Begin EXTRACTED MATERIAL

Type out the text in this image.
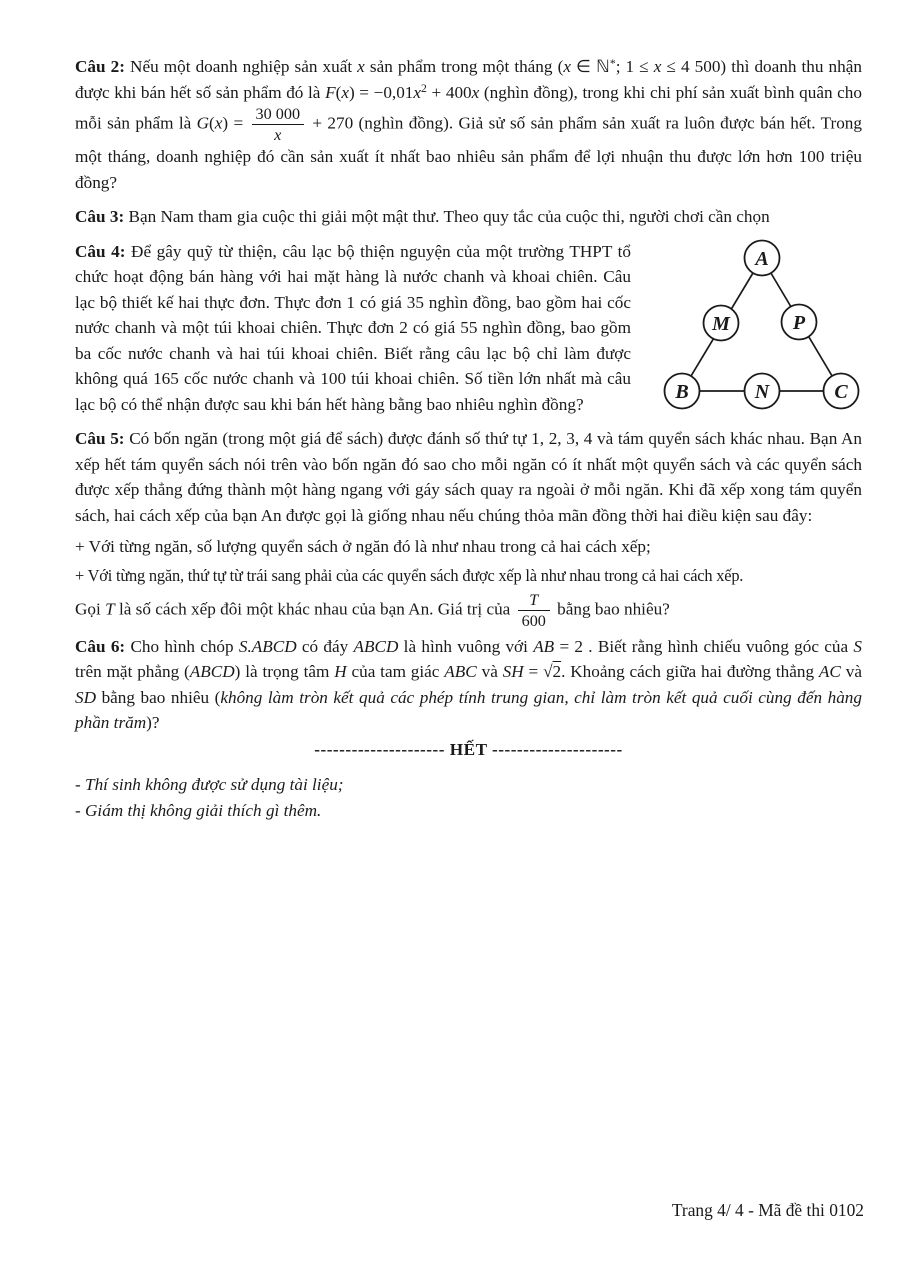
Câu 2: Nếu một doanh nghiệp sản xuất x sản phẩm trong một tháng (x ∈ ℕ*; 1 ≤ x ≤ 4 500) thì doanh thu nhận được khi bán hết số sản phẩm đó là $F(x) = -0,01x^2 + 400x$ (nghìn đồng), trong khi chi phí sản xuất bình quân cho mỗi sản phẩm là $G(x) = \frac{30 000}{x} + 270$ (nghìn đồng). Giả sử số sản phẩm sản xuất ra luôn được bán hết. Trong một tháng, doanh nghiệp đó cần sản xuất ít nhất bao nhiêu sản phẩm để lợi nhuận thu được lớn hơn 100 triệu đồng?

Câu 3: Bạn Nam tham gia cuộc thi giải một mật thư. Theo quy tắc của cuộc thi, người chơi cần chọn

A
M	P
B	N	C

Câu 4: Để gây quỹ từ thiện, câu lạc bộ thiện nguyện của một trường THPT tổ chức hoạt động bán hàng với hai mặt hàng là nước chanh và khoai chiên. Câu lạc bộ thiết kế hai thực đơn. Thực đơn 1 có giá 35 nghìn đồng, bao gồm hai cốc nước chanh và một túi khoai chiên. Thực đơn 2 có giá 55 nghìn đồng, bao gồm ba cốc nước chanh và hai túi khoai chiên. Biết rằng câu lạc bộ chỉ làm được không quá 165 cốc nước chanh và 100 túi khoai chiên. Số tiền lớn nhất mà câu lạc bộ có thể nhận được sau khi bán hết hàng bằng bao nhiêu nghìn đồng?

Câu 5: Có bốn ngăn (trong một giá để sách) được đánh số thứ tự 1, 2, 3, 4 và tám quyển sách khác nhau. Bạn An xếp hết tám quyển sách nói trên vào bốn ngăn đó sao cho mỗi ngăn có ít nhất một quyển sách và các quyển sách được xếp thẳng đứng thành một hàng ngang với gáy sách quay ra ngoài ở mỗi ngăn. Khi đã xếp xong tám quyển sách, hai cách xếp của bạn An được gọi là giống nhau nếu chúng thỏa mãn đồng thời hai điều kiện sau đây:

+ Với từng ngăn, số lượng quyển sách ở ngăn đó là như nhau trong cả hai cách xếp;

+ Với từng ngăn, thứ tự từ trái sang phải của các quyển sách được xếp là như nhau trong cả hai cách xếp.

Gọi T là số cách xếp đôi một khác nhau của bạn An. Giá trị của $\frac{T}{600}$ bằng bao nhiêu?

Câu 6: Cho hình chóp S.ABCD có đáy ABCD là hình vuông với AB = 2 . Biết rằng hình chiếu vuông góc của S trên mặt phẳng (ABCD) là trọng tâm H của tam giác ABC và SH = √2. Khoảng cách giữa hai đường thẳng AC và SD bằng bao nhiêu (không làm tròn kết quả các phép tính trung gian, chỉ làm tròn kết quả cuối cùng đến hàng phần trăm)?

--------------------- HẾT ---------------------

- Thí sinh không được sử dụng tài liệu;

- Giám thị không giải thích gì thêm.

Trang 4/ 4 - Mã đề thi 0102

End EXTRACTED MATERIAL

TASK STATEMENT: Copy the material above exactly and drop the pictures.

TASK RESPONSE:
Type out the text in this image.
Câu 2: Nếu một doanh nghiệp sản xuất x sản phẩm trong một tháng (x ∈ ℕ*; 1 ≤ x ≤ 4 500) thì doanh thu nhận được khi bán hết số sản phẩm đó là $F(x) = -0,01x^2 + 400x$ (nghìn đồng), trong khi chi phí sản xuất bình quân cho mỗi sản phẩm là $G(x) = \frac{30 000}{x} + 270$ (nghìn đồng). Giả sử số sản phẩm sản xuất ra luôn được bán hết. Trong một tháng, doanh nghiệp đó cần sản xuất ít nhất bao nhiêu sản phẩm để lợi nhuận thu được lớn hơn 100 triệu đồng?

Câu 3: Bạn Nam tham gia cuộc thi giải một mật thư. Theo quy tắc của cuộc thi, người chơi cần chọn

A
M	P
B	N	C

Câu 4: Để gây quỹ từ thiện, câu lạc bộ thiện nguyện của một trường THPT tổ chức hoạt động bán hàng với hai mặt hàng là nước chanh và khoai chiên. Câu lạc bộ thiết kế hai thực đơn. Thực đơn 1 có giá 35 nghìn đồng, bao gồm hai cốc nước chanh và một túi khoai chiên. Thực đơn 2 có giá 55 nghìn đồng, bao gồm ba cốc nước chanh và hai túi khoai chiên. Biết rằng câu lạc bộ chỉ làm được không quá 165 cốc nước chanh và 100 túi khoai chiên. Số tiền lớn nhất mà câu lạc bộ có thể nhận được sau khi bán hết hàng bằng bao nhiêu nghìn đồng?

Câu 5: Có bốn ngăn (trong một giá để sách) được đánh số thứ tự 1, 2, 3, 4 và tám quyển sách khác nhau. Bạn An xếp hết tám quyển sách nói trên vào bốn ngăn đó sao cho mỗi ngăn có ít nhất một quyển sách và các quyển sách được xếp thẳng đứng thành một hàng ngang với gáy sách quay ra ngoài ở mỗi ngăn. Khi đã xếp xong tám quyển sách, hai cách xếp của bạn An được gọi là giống nhau nếu chúng thỏa mãn đồng thời hai điều kiện sau đây:

+ Với từng ngăn, số lượng quyển sách ở ngăn đó là như nhau trong cả hai cách xếp;

+ Với từng ngăn, thứ tự từ trái sang phải của các quyển sách được xếp là như nhau trong cả hai cách xếp.

Gọi T là số cách xếp đôi một khác nhau của bạn An. Giá trị của $\frac{T}{600}$ bằng bao nhiêu?

Câu 6: Cho hình chóp S.ABCD có đáy ABCD là hình vuông với AB = 2 . Biết rằng hình chiếu vuông góc của S trên mặt phẳng (ABCD) là trọng tâm H của tam giác ABC và SH = √2. Khoảng cách giữa hai đường thẳng AC và SD bằng bao nhiêu (không làm tròn kết quả các phép tính trung gian, chỉ làm tròn kết quả cuối cùng đến hàng phần trăm)?

--------------------- HẾT ---------------------

- Thí sinh không được sử dụng tài liệu;

- Giám thị không giải thích gì thêm.

Trang 4/ 4 - Mã đề thi 0102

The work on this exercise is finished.